TASK PROMPT: Transcribe the records below exactly.

>> begin SUPPLIED RECORDS

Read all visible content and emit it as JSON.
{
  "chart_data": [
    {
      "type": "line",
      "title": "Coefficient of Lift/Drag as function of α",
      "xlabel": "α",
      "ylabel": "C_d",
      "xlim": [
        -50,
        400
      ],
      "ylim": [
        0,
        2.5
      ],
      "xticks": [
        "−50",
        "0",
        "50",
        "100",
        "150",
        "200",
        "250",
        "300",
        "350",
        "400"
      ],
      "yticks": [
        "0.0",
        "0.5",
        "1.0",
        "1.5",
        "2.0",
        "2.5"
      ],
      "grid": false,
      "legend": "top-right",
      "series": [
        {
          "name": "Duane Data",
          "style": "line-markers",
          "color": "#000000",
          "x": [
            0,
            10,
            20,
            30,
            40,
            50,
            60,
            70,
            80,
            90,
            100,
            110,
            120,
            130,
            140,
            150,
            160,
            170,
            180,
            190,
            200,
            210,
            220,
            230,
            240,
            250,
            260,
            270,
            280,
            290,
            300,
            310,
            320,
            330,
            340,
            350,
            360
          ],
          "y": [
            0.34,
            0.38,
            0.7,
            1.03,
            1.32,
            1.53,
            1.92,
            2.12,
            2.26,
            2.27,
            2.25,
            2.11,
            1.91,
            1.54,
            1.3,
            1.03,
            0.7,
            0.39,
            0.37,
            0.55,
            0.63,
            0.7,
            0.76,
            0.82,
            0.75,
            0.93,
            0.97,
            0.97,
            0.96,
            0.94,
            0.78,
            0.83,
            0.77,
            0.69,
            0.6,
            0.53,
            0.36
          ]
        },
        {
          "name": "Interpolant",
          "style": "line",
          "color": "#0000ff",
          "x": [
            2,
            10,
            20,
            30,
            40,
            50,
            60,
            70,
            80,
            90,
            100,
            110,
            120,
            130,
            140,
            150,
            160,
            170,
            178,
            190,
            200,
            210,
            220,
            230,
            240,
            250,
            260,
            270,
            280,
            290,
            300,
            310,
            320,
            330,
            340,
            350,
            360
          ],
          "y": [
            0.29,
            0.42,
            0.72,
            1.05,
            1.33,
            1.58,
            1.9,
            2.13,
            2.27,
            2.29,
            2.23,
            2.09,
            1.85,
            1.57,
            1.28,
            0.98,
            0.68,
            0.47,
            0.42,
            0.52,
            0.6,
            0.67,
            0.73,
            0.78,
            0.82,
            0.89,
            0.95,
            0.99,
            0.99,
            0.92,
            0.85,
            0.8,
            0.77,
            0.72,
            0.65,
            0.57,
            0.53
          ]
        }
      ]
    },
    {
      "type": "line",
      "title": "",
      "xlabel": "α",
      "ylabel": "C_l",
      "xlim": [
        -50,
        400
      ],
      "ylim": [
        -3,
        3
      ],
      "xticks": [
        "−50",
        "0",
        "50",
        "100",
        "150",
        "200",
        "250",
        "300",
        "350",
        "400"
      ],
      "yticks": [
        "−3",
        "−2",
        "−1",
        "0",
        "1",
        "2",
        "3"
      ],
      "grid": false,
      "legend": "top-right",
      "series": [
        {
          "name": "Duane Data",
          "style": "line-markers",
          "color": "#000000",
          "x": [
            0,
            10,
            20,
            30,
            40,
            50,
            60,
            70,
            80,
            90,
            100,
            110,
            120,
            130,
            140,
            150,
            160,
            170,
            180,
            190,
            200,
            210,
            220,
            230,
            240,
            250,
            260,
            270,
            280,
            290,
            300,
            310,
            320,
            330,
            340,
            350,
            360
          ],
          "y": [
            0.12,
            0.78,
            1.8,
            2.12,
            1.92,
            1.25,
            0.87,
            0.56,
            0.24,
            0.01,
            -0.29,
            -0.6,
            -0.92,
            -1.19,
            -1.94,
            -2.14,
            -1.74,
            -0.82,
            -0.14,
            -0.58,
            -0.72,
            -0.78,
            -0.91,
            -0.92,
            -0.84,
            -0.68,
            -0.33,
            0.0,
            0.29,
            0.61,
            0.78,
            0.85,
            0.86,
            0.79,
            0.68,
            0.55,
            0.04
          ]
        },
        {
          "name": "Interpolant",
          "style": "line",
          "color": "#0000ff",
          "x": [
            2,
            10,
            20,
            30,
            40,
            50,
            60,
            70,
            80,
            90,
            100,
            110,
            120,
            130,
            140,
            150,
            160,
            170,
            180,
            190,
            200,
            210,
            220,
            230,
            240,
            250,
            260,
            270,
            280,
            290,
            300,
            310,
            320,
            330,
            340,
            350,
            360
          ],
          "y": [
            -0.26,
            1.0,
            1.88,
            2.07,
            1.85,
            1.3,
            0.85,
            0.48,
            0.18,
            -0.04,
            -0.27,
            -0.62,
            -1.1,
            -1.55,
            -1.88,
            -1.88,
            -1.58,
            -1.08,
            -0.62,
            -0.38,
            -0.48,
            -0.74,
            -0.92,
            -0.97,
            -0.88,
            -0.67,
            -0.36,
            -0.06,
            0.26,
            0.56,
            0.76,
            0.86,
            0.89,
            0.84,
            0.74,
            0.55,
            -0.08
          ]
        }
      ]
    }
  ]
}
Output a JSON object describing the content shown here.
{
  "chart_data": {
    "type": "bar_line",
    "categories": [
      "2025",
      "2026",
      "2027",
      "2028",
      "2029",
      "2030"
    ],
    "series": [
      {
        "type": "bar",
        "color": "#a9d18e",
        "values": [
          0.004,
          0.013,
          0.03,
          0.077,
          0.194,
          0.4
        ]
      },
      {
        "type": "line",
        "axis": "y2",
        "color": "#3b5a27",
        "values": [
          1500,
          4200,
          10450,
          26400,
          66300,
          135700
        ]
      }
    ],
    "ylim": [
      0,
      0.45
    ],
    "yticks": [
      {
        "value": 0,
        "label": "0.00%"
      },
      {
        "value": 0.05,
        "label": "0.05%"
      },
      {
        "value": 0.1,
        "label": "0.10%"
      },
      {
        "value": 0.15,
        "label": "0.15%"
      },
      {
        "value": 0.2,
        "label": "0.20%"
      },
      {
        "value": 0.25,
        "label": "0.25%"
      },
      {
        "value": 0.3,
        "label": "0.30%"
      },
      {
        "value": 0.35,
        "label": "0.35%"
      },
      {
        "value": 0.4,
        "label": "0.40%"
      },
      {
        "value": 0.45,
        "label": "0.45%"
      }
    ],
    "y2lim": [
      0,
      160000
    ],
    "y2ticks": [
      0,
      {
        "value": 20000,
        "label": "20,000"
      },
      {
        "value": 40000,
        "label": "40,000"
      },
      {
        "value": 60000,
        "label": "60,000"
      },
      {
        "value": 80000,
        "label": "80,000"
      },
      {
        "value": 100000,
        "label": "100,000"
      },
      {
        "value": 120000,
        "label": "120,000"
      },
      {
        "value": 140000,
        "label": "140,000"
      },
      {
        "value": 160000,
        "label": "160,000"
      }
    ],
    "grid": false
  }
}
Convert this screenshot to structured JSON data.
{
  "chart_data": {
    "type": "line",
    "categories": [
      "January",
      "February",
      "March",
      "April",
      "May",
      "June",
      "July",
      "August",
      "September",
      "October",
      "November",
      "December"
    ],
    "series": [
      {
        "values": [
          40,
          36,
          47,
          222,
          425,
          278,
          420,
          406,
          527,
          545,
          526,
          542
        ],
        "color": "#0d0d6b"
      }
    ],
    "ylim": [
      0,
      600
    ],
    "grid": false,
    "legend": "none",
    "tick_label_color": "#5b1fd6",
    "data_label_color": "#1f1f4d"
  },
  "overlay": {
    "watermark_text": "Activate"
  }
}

>> end SUPPLIED RECORDS

THE COMPLETED TASK:
Read all visible content and emit it as JSON.
{
  "chart_data": [
    {
      "type": "line",
      "title": "Coefficient of Lift/Drag as function of α",
      "xlabel": "α",
      "ylabel": "C_d",
      "xlim": [
        -50,
        400
      ],
      "ylim": [
        0,
        2.5
      ],
      "xticks": [
        "−50",
        "0",
        "50",
        "100",
        "150",
        "200",
        "250",
        "300",
        "350",
        "400"
      ],
      "yticks": [
        "0.0",
        "0.5",
        "1.0",
        "1.5",
        "2.0",
        "2.5"
      ],
      "grid": false,
      "legend": "top-right",
      "series": [
        {
          "name": "Duane Data",
          "style": "line-markers",
          "color": "#000000",
          "x": [
            0,
            10,
            20,
            30,
            40,
            50,
            60,
            70,
            80,
            90,
            100,
            110,
            120,
            130,
            140,
            150,
            160,
            170,
            180,
            190,
            200,
            210,
            220,
            230,
            240,
            250,
            260,
            270,
            280,
            290,
            300,
            310,
            320,
            330,
            340,
            350,
            360
          ],
          "y": [
            0.34,
            0.38,
            0.7,
            1.03,
            1.32,
            1.53,
            1.92,
            2.12,
            2.26,
            2.27,
            2.25,
            2.11,
            1.91,
            1.54,
            1.3,
            1.03,
            0.7,
            0.39,
            0.37,
            0.55,
            0.63,
            0.7,
            0.76,
            0.82,
            0.75,
            0.93,
            0.97,
            0.97,
            0.96,
            0.94,
            0.78,
            0.83,
            0.77,
            0.69,
            0.6,
            0.53,
            0.36
          ]
        },
        {
          "name": "Interpolant",
          "style": "line",
          "color": "#0000ff",
          "x": [
            2,
            10,
            20,
            30,
            40,
            50,
            60,
            70,
            80,
            90,
            100,
            110,
            120,
            130,
            140,
            150,
            160,
            170,
            178,
            190,
            200,
            210,
            220,
            230,
            240,
            250,
            260,
            270,
            280,
            290,
            300,
            310,
            320,
            330,
            340,
            350,
            360
          ],
          "y": [
            0.29,
            0.42,
            0.72,
            1.05,
            1.33,
            1.58,
            1.9,
            2.13,
            2.27,
            2.29,
            2.23,
            2.09,
            1.85,
            1.57,
            1.28,
            0.98,
            0.68,
            0.47,
            0.42,
            0.52,
            0.6,
            0.67,
            0.73,
            0.78,
            0.82,
            0.89,
            0.95,
            0.99,
            0.99,
            0.92,
            0.85,
            0.8,
            0.77,
            0.72,
            0.65,
            0.57,
            0.53
          ]
        }
      ]
    },
    {
      "type": "line",
      "title": "",
      "xlabel": "α",
      "ylabel": "C_l",
      "xlim": [
        -50,
        400
      ],
      "ylim": [
        -3,
        3
      ],
      "xticks": [
        "−50",
        "0",
        "50",
        "100",
        "150",
        "200",
        "250",
        "300",
        "350",
        "400"
      ],
      "yticks": [
        "−3",
        "−2",
        "−1",
        "0",
        "1",
        "2",
        "3"
      ],
      "grid": false,
      "legend": "top-right",
      "series": [
        {
          "name": "Duane Data",
          "style": "line-markers",
          "color": "#000000",
          "x": [
            0,
            10,
            20,
            30,
            40,
            50,
            60,
            70,
            80,
            90,
            100,
            110,
            120,
            130,
            140,
            150,
            160,
            170,
            180,
            190,
            200,
            210,
            220,
            230,
            240,
            250,
            260,
            270,
            280,
            290,
            300,
            310,
            320,
            330,
            340,
            350,
            360
          ],
          "y": [
            0.12,
            0.78,
            1.8,
            2.12,
            1.92,
            1.25,
            0.87,
            0.56,
            0.24,
            0.01,
            -0.29,
            -0.6,
            -0.92,
            -1.19,
            -1.94,
            -2.14,
            -1.74,
            -0.82,
            -0.14,
            -0.58,
            -0.72,
            -0.78,
            -0.91,
            -0.92,
            -0.84,
            -0.68,
            -0.33,
            0.0,
            0.29,
            0.61,
            0.78,
            0.85,
            0.86,
            0.79,
            0.68,
            0.55,
            0.04
          ]
        },
        {
          "name": "Interpolant",
          "style": "line",
          "color": "#0000ff",
          "x": [
            2,
            10,
            20,
            30,
            40,
            50,
            60,
            70,
            80,
            90,
            100,
            110,
            120,
            130,
            140,
            150,
            160,
            170,
            180,
            190,
            200,
            210,
            220,
            230,
            240,
            250,
            260,
            270,
            280,
            290,
            300,
            310,
            320,
            330,
            340,
            350,
            360
          ],
          "y": [
            -0.26,
            1.0,
            1.88,
            2.07,
            1.85,
            1.3,
            0.85,
            0.48,
            0.18,
            -0.04,
            -0.27,
            -0.62,
            -1.1,
            -1.55,
            -1.88,
            -1.88,
            -1.58,
            -1.08,
            -0.62,
            -0.38,
            -0.48,
            -0.74,
            -0.92,
            -0.97,
            -0.88,
            -0.67,
            -0.36,
            -0.06,
            0.26,
            0.56,
            0.76,
            0.86,
            0.89,
            0.84,
            0.74,
            0.55,
            -0.08
          ]
        }
      ]
    }
  ]
}
Output a JSON object describing the content shown here.
{
  "chart_data": {
    "type": "bar_line",
    "categories": [
      "2025",
      "2026",
      "2027",
      "2028",
      "2029",
      "2030"
    ],
    "series": [
      {
        "type": "bar",
        "color": "#a9d18e",
        "values": [
          0.004,
          0.013,
          0.03,
          0.077,
          0.194,
          0.4
        ]
      },
      {
        "type": "line",
        "axis": "y2",
        "color": "#3b5a27",
        "values": [
          1500,
          4200,
          10450,
          26400,
          66300,
          135700
        ]
      }
    ],
    "ylim": [
      0,
      0.45
    ],
    "yticks": [
      {
        "value": 0,
        "label": "0.00%"
      },
      {
        "value": 0.05,
        "label": "0.05%"
      },
      {
        "value": 0.1,
        "label": "0.10%"
      },
      {
        "value": 0.15,
        "label": "0.15%"
      },
      {
        "value": 0.2,
        "label": "0.20%"
      },
      {
        "value": 0.25,
        "label": "0.25%"
      },
      {
        "value": 0.3,
        "label": "0.30%"
      },
      {
        "value": 0.35,
        "label": "0.35%"
      },
      {
        "value": 0.4,
        "label": "0.40%"
      },
      {
        "value": 0.45,
        "label": "0.45%"
      }
    ],
    "y2lim": [
      0,
      160000
    ],
    "y2ticks": [
      0,
      {
        "value": 20000,
        "label": "20,000"
      },
      {
        "value": 40000,
        "label": "40,000"
      },
      {
        "value": 60000,
        "label": "60,000"
      },
      {
        "value": 80000,
        "label": "80,000"
      },
      {
        "value": 100000,
        "label": "100,000"
      },
      {
        "value": 120000,
        "label": "120,000"
      },
      {
        "value": 140000,
        "label": "140,000"
      },
      {
        "value": 160000,
        "label": "160,000"
      }
    ],
    "grid": false
  }
}
Convert this screenshot to structured JSON data.
{
  "chart_data": {
    "type": "line",
    "categories": [
      "January",
      "February",
      "March",
      "April",
      "May",
      "June",
      "July",
      "August",
      "September",
      "October",
      "November",
      "December"
    ],
    "series": [
      {
        "values": [
          40,
          36,
          47,
          222,
          425,
          278,
          420,
          406,
          527,
          545,
          526,
          542
        ],
        "color": "#0d0d6b"
      }
    ],
    "ylim": [
      0,
      600
    ],
    "grid": false,
    "legend": "none",
    "tick_label_color": "#5b1fd6",
    "data_label_color": "#1f1f4d"
  },
  "overlay": {
    "watermark_text": "Activate"
  }
}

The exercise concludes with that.